Set exercise:
Return all lines with the word "MyExtendedClass" in them.

Data shown:

————

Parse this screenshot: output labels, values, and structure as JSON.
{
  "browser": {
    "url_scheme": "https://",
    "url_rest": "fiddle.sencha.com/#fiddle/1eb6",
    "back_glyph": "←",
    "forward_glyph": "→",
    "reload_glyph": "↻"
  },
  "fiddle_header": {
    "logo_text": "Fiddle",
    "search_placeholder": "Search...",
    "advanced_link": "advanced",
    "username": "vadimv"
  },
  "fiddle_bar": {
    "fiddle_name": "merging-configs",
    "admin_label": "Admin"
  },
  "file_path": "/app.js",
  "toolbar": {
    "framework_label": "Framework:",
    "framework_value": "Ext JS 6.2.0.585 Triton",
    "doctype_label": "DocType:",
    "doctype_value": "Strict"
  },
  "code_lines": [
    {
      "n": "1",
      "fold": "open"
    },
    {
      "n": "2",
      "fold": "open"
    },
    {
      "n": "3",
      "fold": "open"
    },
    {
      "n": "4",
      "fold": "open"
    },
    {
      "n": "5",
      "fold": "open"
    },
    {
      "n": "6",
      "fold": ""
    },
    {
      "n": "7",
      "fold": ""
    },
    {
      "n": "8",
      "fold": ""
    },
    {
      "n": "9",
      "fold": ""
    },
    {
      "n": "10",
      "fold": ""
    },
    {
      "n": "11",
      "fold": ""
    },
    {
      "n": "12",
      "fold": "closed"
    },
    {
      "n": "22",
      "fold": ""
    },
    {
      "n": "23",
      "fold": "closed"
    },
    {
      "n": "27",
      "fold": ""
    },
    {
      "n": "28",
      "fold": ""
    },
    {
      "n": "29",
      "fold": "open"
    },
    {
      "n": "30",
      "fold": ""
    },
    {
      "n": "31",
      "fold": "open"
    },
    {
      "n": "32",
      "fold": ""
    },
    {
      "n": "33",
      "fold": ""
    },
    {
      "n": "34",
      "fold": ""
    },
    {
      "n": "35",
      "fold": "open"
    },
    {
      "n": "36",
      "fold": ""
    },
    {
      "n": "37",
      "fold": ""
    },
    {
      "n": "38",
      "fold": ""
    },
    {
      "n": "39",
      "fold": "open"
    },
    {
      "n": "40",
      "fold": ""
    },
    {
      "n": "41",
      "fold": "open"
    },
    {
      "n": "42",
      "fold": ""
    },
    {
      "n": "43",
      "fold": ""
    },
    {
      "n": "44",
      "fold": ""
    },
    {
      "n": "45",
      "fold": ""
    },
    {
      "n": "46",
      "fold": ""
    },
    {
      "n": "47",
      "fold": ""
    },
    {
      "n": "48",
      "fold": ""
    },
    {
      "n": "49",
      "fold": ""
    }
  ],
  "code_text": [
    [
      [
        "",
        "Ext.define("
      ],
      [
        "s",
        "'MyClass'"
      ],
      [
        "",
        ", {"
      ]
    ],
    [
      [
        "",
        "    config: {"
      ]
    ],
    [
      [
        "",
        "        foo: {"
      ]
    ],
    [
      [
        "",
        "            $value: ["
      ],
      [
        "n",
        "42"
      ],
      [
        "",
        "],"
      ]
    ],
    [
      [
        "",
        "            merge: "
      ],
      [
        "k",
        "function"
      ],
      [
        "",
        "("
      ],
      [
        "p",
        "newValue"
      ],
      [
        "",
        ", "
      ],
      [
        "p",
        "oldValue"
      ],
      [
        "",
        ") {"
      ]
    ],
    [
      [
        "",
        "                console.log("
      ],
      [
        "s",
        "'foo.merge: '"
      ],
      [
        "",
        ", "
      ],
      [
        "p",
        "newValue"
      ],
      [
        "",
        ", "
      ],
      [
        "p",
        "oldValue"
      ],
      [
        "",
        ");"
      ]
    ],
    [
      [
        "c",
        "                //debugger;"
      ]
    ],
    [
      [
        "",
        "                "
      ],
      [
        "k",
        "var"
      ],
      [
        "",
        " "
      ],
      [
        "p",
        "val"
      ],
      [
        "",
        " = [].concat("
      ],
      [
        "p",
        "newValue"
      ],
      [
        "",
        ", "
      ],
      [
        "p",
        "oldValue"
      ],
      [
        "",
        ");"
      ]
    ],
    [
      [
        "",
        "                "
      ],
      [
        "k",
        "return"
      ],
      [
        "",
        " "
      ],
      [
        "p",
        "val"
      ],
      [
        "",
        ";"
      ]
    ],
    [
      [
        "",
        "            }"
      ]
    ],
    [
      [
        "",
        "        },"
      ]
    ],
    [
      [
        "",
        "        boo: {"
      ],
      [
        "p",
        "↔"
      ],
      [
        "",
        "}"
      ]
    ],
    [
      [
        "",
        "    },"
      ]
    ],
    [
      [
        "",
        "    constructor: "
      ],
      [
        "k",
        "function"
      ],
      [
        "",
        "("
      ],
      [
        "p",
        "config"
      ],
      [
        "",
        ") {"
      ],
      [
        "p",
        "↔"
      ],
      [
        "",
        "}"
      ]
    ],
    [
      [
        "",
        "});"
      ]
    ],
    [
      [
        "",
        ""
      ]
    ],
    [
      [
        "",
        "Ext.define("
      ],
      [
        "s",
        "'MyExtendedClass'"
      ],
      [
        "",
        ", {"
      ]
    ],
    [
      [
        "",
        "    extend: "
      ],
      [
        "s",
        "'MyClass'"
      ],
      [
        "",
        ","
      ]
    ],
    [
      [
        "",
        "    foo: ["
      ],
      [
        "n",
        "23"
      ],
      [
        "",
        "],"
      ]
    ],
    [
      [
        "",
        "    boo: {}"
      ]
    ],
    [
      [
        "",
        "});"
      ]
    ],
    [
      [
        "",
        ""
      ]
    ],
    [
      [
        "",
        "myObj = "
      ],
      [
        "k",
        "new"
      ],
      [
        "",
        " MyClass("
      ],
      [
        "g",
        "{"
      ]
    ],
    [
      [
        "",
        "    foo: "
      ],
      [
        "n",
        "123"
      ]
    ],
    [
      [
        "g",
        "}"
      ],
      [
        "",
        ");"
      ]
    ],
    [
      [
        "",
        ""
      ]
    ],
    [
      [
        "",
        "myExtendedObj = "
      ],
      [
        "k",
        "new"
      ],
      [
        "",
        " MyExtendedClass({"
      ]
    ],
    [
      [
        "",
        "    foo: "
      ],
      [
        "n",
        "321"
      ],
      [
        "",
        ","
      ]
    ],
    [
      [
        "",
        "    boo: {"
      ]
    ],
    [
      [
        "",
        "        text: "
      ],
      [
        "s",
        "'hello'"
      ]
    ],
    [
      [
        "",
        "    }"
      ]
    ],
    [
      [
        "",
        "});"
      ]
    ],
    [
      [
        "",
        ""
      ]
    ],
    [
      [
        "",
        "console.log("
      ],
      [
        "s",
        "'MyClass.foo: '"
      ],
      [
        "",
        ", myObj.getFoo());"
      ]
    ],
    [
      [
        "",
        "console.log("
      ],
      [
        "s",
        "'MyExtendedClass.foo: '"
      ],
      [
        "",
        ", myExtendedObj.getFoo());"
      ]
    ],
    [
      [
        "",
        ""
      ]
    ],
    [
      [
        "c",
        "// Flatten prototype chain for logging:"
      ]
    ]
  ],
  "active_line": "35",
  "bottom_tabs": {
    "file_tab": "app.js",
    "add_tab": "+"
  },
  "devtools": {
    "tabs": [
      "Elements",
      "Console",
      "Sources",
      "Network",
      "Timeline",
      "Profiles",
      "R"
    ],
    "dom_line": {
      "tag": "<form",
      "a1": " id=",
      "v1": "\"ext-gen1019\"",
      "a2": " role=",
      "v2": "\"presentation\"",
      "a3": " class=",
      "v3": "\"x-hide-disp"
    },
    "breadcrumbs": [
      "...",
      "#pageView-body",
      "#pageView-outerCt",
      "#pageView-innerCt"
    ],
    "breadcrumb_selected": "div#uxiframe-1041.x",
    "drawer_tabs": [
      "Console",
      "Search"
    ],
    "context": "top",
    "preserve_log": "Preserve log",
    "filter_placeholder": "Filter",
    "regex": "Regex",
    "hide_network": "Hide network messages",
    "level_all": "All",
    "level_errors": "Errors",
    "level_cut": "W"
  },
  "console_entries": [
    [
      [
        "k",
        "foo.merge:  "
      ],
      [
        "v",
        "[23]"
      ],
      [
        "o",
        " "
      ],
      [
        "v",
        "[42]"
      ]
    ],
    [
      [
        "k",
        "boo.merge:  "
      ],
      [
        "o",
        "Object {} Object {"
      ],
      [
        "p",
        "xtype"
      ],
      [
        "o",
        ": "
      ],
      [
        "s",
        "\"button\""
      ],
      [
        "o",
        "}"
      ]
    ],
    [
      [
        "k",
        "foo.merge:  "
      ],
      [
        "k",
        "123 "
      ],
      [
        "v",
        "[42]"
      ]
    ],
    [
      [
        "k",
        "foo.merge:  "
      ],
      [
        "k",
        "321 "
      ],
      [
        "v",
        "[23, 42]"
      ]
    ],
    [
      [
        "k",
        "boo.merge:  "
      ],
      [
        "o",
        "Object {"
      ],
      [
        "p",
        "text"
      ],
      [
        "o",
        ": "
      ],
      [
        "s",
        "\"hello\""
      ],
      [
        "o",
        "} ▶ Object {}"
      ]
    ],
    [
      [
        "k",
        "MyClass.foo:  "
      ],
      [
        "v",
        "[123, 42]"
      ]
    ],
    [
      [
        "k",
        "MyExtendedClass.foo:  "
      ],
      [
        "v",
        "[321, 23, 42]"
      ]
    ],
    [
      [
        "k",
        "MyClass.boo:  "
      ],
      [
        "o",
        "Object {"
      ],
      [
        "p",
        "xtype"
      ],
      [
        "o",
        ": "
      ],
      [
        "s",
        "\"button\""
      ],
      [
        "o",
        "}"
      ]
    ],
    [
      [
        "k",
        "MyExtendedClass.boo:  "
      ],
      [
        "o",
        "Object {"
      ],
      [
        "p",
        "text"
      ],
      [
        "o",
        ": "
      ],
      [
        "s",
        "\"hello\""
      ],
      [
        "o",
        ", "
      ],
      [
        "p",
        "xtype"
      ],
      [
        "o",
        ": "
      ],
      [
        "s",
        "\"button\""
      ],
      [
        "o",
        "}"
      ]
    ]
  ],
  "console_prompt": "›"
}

————

Solution:
        "'MyExtendedClass'"
        " MyExtendedClass({"
        "'MyExtendedClass.foo: '"
        "MyExtendedClass.foo:  "
        "MyExtendedClass.boo:  "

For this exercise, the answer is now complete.